Your task.
Reproduce each line bearing the word "Additional".

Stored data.

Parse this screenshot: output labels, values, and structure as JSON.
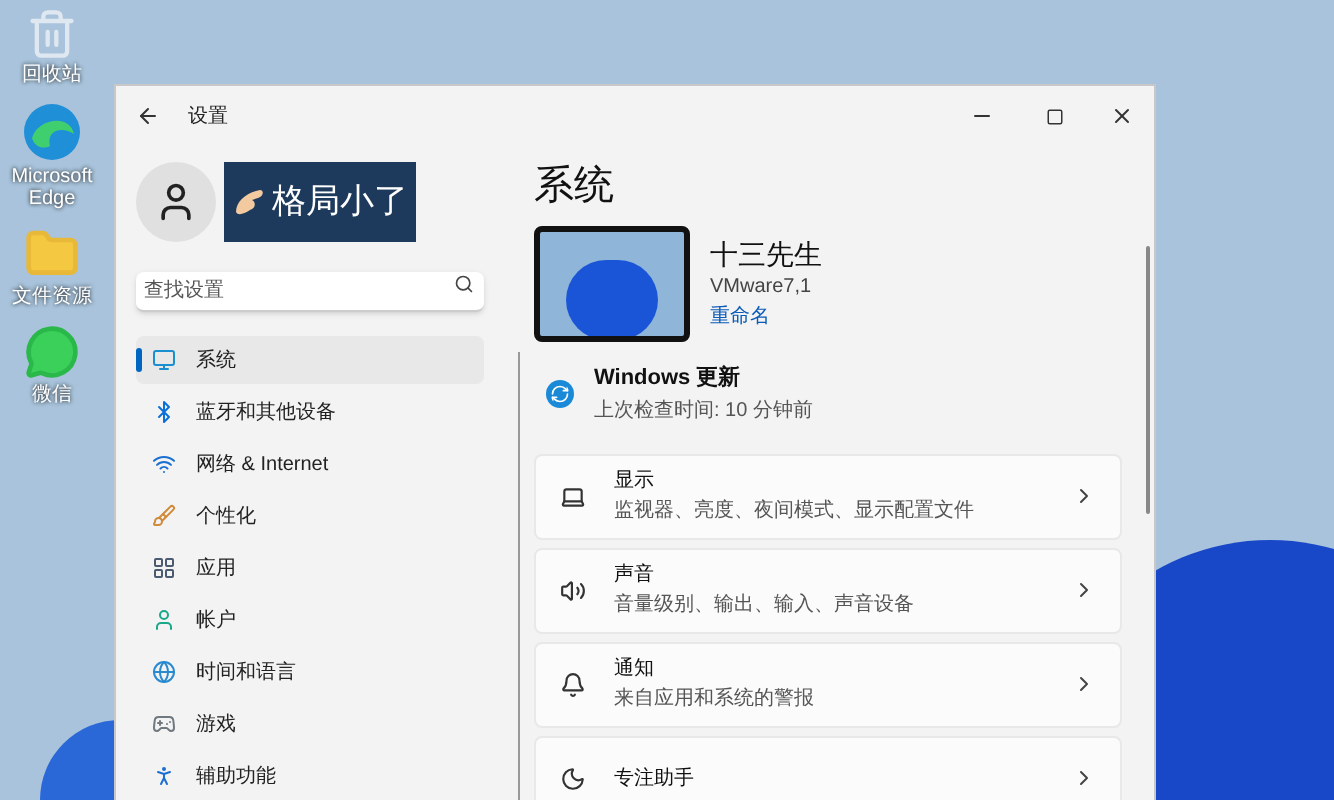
{
  "desktop_icons": [
    {
      "kind": "recycle",
      "label": "回收站"
    },
    {
      "kind": "edge",
      "label": "Microsoft Edge"
    },
    {
      "kind": "folder",
      "label": "文件资源"
    },
    {
      "kind": "chat",
      "label": "微信"
    }
  ],
  "window": {
    "title": "设置"
  },
  "account": {
    "name": "格局小了"
  },
  "search": {
    "placeholder": "查找设置"
  },
  "nav": [
    {
      "kind": "system",
      "label": "系统",
      "selected": true
    },
    {
      "kind": "bluetooth",
      "label": "蓝牙和其他设备",
      "selected": false
    },
    {
      "kind": "network",
      "label": "网络 & Internet",
      "selected": false
    },
    {
      "kind": "brush",
      "label": "个性化",
      "selected": false
    },
    {
      "kind": "apps",
      "label": "应用",
      "selected": false
    },
    {
      "kind": "account",
      "label": "帐户",
      "selected": false
    },
    {
      "kind": "time",
      "label": "时间和语言",
      "selected": false
    },
    {
      "kind": "game",
      "label": "游戏",
      "selected": false
    },
    {
      "kind": "access",
      "label": "辅助功能",
      "selected": false
    }
  ],
  "page": {
    "title": "系统",
    "device": {
      "name": "十三先生",
      "model": "VMware7,1",
      "rename": "重命名"
    },
    "update": {
      "title": "Windows 更新",
      "subtitle": "上次检查时间: 10 分钟前"
    },
    "cards": [
      {
        "kind": "display",
        "title": "显示",
        "subtitle": "监视器、亮度、夜间模式、显示配置文件"
      },
      {
        "kind": "sound",
        "title": "声音",
        "subtitle": "音量级别、输出、输入、声音设备"
      },
      {
        "kind": "bell",
        "title": "通知",
        "subtitle": "来自应用和系统的警报"
      },
      {
        "kind": "focus",
        "title": "专注助手"
      }
    ]
  }
}
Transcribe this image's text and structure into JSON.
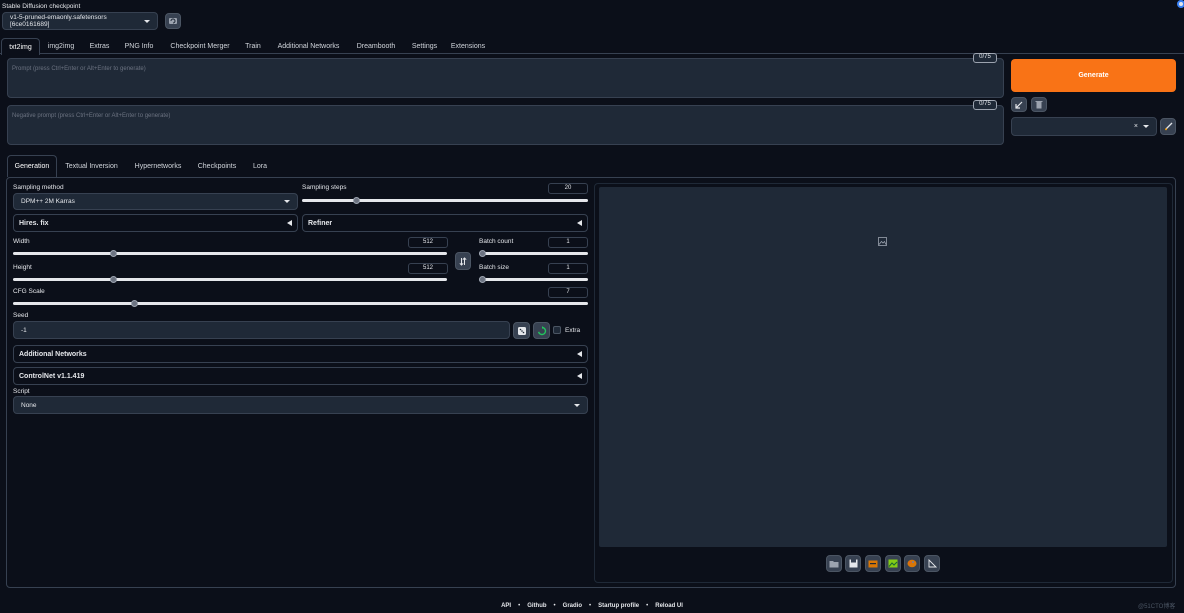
{
  "checkpoint": {
    "label": "Stable Diffusion checkpoint",
    "selected": "v1-5-pruned-emaonly.safetensors [6ce0161689]"
  },
  "main_tabs": [
    "txt2img",
    "img2img",
    "Extras",
    "PNG Info",
    "Checkpoint Merger",
    "Train",
    "Additional Networks",
    "Dreambooth",
    "Settings",
    "Extensions"
  ],
  "prompt": {
    "placeholder": "Prompt (press Ctrl+Enter or Alt+Enter to generate)",
    "counter": "0/75"
  },
  "negative_prompt": {
    "placeholder": "Negative prompt (press Ctrl+Enter or Alt+Enter to generate)",
    "counter": "0/75"
  },
  "generate_label": "Generate",
  "sub_tabs": [
    "Generation",
    "Textual Inversion",
    "Hypernetworks",
    "Checkpoints",
    "Lora"
  ],
  "sampling_method": {
    "label": "Sampling method",
    "value": "DPM++ 2M Karras"
  },
  "sampling_steps": {
    "label": "Sampling steps",
    "value": "20",
    "fraction": 0.19
  },
  "hires_fix": "Hires. fix",
  "refiner": "Refiner",
  "width": {
    "label": "Width",
    "value": "512",
    "fraction": 0.23
  },
  "height": {
    "label": "Height",
    "value": "512",
    "fraction": 0.23
  },
  "batch_count": {
    "label": "Batch count",
    "value": "1",
    "fraction": 0.0
  },
  "batch_size": {
    "label": "Batch size",
    "value": "1",
    "fraction": 0.0
  },
  "cfg_scale": {
    "label": "CFG Scale",
    "value": "7",
    "fraction": 0.21
  },
  "seed": {
    "label": "Seed",
    "value": "-1",
    "extra_label": "Extra"
  },
  "additional_networks": "Additional Networks",
  "controlnet": "ControlNet v1.1.419",
  "script": {
    "label": "Script",
    "value": "None"
  },
  "footer": [
    "API",
    "Github",
    "Gradio",
    "Startup profile",
    "Reload UI"
  ],
  "footer_separator": "•",
  "watermark": "@51CTO博客",
  "colors": {
    "accent": "#f97316",
    "background": "#0b0f19",
    "panel": "#1f2937"
  }
}
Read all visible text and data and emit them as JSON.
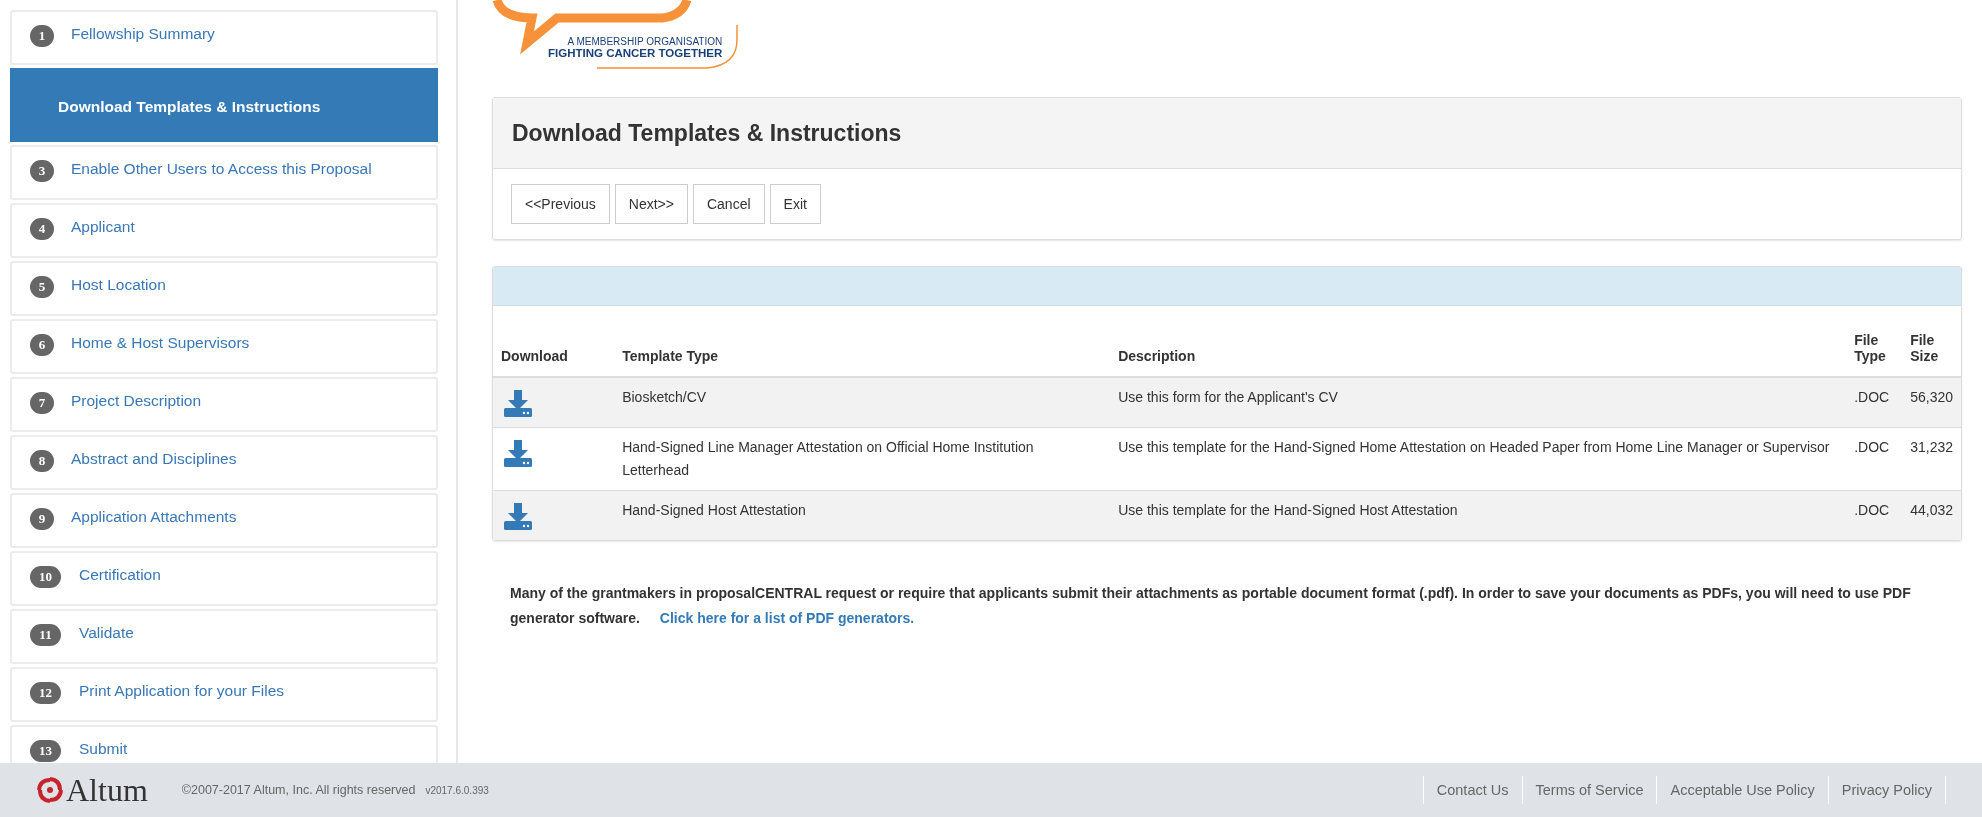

Worked solution.
    "Additional Networks",
  "additional_networks": "Additional Networks",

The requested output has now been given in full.